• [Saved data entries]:
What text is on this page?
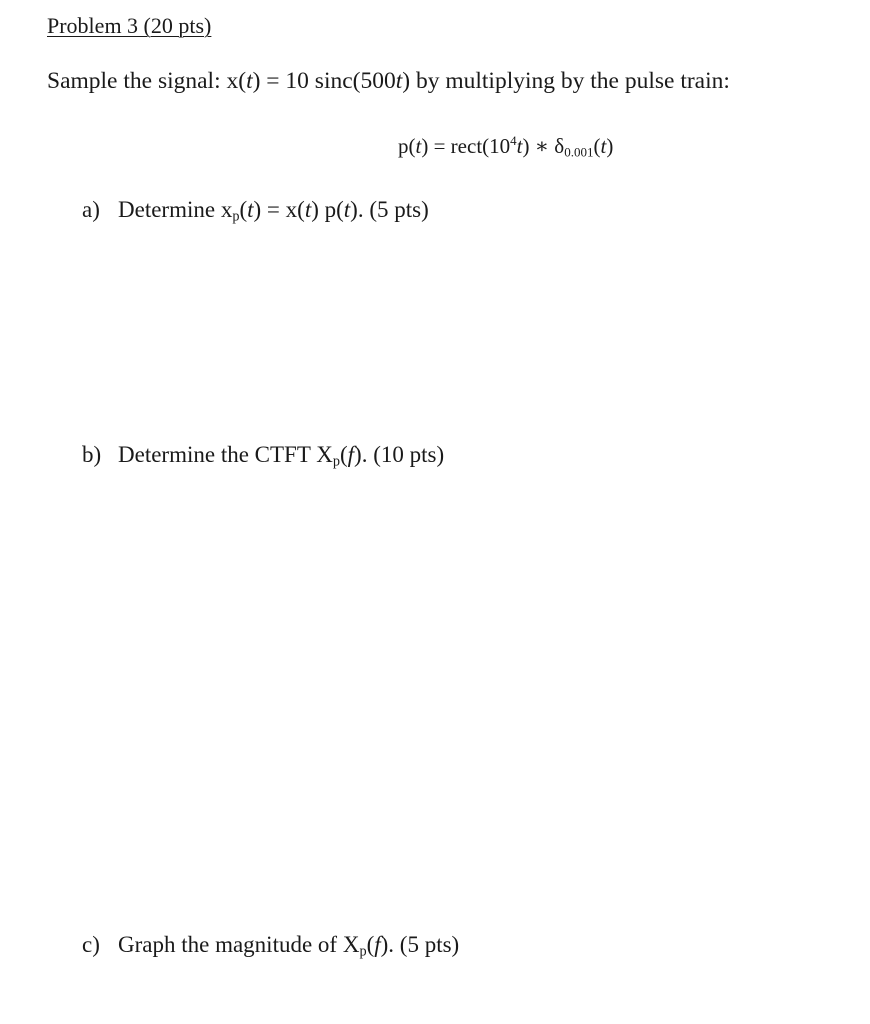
Problem 3 (20 pts)
Sample the signal: x(t) = 10 sinc(500t) by multiplying by the pulse train:
$p(t) = rect(10^4t)$ ∗ $\delta_{0.001}(t)$
a) Determine $x_p(t) = x(t)$ p(t). (5 pts)
b) Determine the CTFT $X_p(f)$. (10 pts)
c) Graph the magnitude of $X_p(f)$. (5 pts)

• [Written exercise]:
Repeat the records in full, exactly as they appear, without the pictures.

• [Output below]:
What text is on this page?
Problem 3 (20 pts)
Sample the signal: x(t) = 10 sinc(500t) by multiplying by the pulse train:
$p(t) = rect(10^4t)$ ∗ $\delta_{0.001}(t)$
a) Determine $x_p(t) = x(t)$ p(t). (5 pts)
b) Determine the CTFT $X_p(f)$. (10 pts)
c) Graph the magnitude of $X_p(f)$. (5 pts)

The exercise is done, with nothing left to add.